MATERIAL SUPPLIED —

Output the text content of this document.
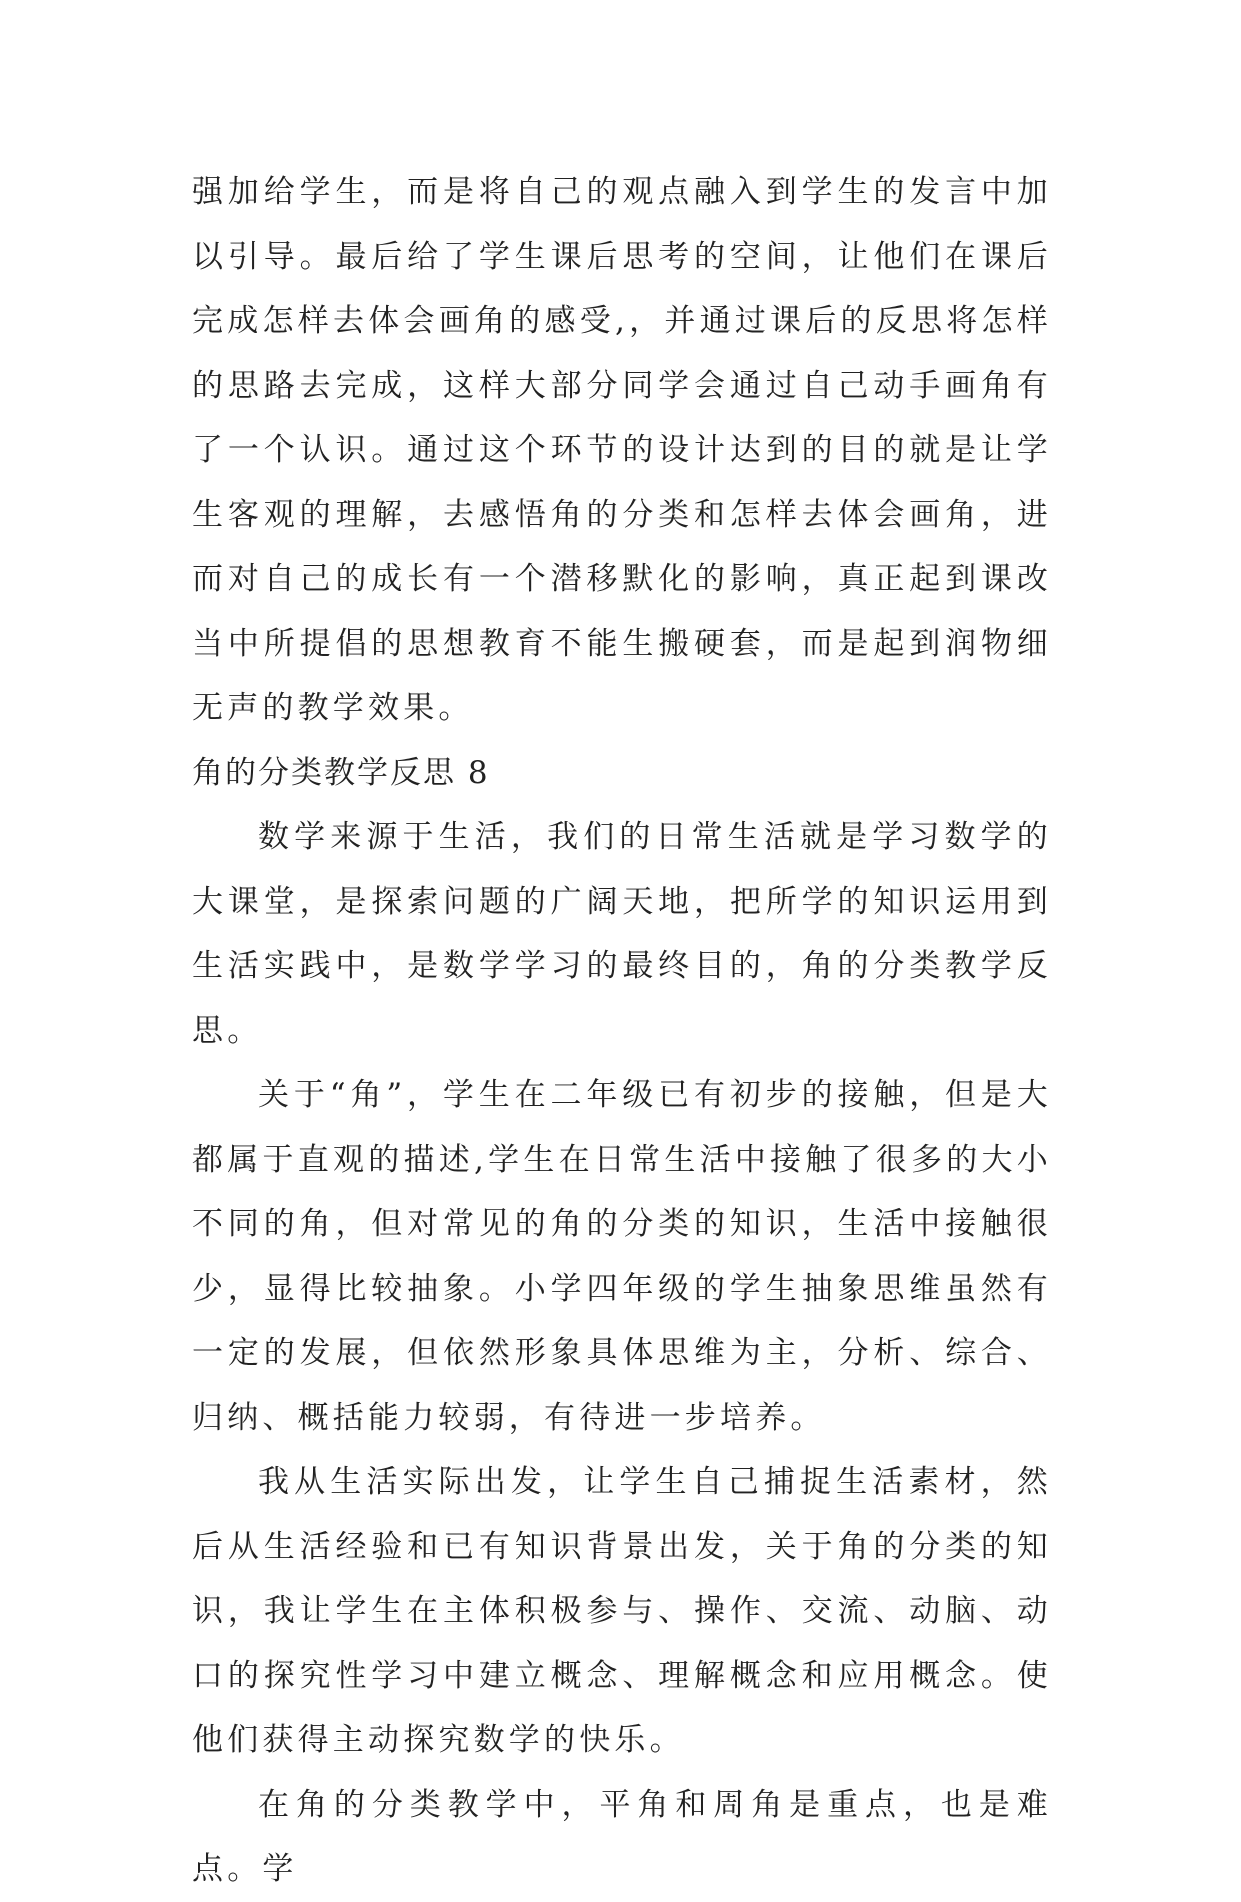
强加给学生，而是将自己的观点融入到学生的发言中加以引导。最后给了学生课后思考的空间，让他们在课后完成怎样去体会画角的感受,，并通过课后的反思将怎样的思路去完成，这样大部分同学会通过自己动手画角有了一个认识。通过这个环节的设计达到的目的就是让学生客观的理解，去感悟角的分类和怎样去体会画角，进而对自己的成长有一个潜移默化的影响，真正起到课改当中所提倡的思想教育不能生搬硬套，而是起到润物细无声的教学效果。

角的分类教学反思 8

数学来源于生活，我们的日常生活就是学习数学的大课堂，是探索问题的广阔天地，把所学的知识运用到生活实践中，是数学学习的最终目的，角的分类教学反思。

关于“角”，学生在二年级已有初步的接触，但是大都属于直观的描述,学生在日常生活中接触了很多的大小不同的角，但对常见的角的分类的知识，生活中接触很少，显得比较抽象。小学四年级的学生抽象思维虽然有一定的发展，但依然形象具体思维为主，分析、综合、归纳、概括能力较弱，有待进一步培养。

我从生活实际出发，让学生自己捕捉生活素材，然后从生活经验和已有知识背景出发，关于角的分类的知识，我让学生在主体积极参与、操作、交流、动脑、动口的探究性学习中建立概念、理解概念和应用概念。使他们获得主动探究数学的快乐。

在角的分类教学中，平角和周角是重点，也是难点。学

TASK STATEMENT —
Copy out all of the material exactly as written, without its pictures.

EXERCISE OUTPUT —
Output the text content of this document.
强加给学生，而是将自己的观点融入到学生的发言中加以引导。最后给了学生课后思考的空间，让他们在课后完成怎样去体会画角的感受,，并通过课后的反思将怎样的思路去完成，这样大部分同学会通过自己动手画角有了一个认识。通过这个环节的设计达到的目的就是让学生客观的理解，去感悟角的分类和怎样去体会画角，进而对自己的成长有一个潜移默化的影响，真正起到课改当中所提倡的思想教育不能生搬硬套，而是起到润物细无声的教学效果。

角的分类教学反思 8

数学来源于生活，我们的日常生活就是学习数学的大课堂，是探索问题的广阔天地，把所学的知识运用到生活实践中，是数学学习的最终目的，角的分类教学反思。

关于“角”，学生在二年级已有初步的接触，但是大都属于直观的描述,学生在日常生活中接触了很多的大小不同的角，但对常见的角的分类的知识，生活中接触很少，显得比较抽象。小学四年级的学生抽象思维虽然有一定的发展，但依然形象具体思维为主，分析、综合、归纳、概括能力较弱，有待进一步培养。

我从生活实际出发，让学生自己捕捉生活素材，然后从生活经验和已有知识背景出发，关于角的分类的知识，我让学生在主体积极参与、操作、交流、动脑、动口的探究性学习中建立概念、理解概念和应用概念。使他们获得主动探究数学的快乐。

在角的分类教学中，平角和周角是重点，也是难点。学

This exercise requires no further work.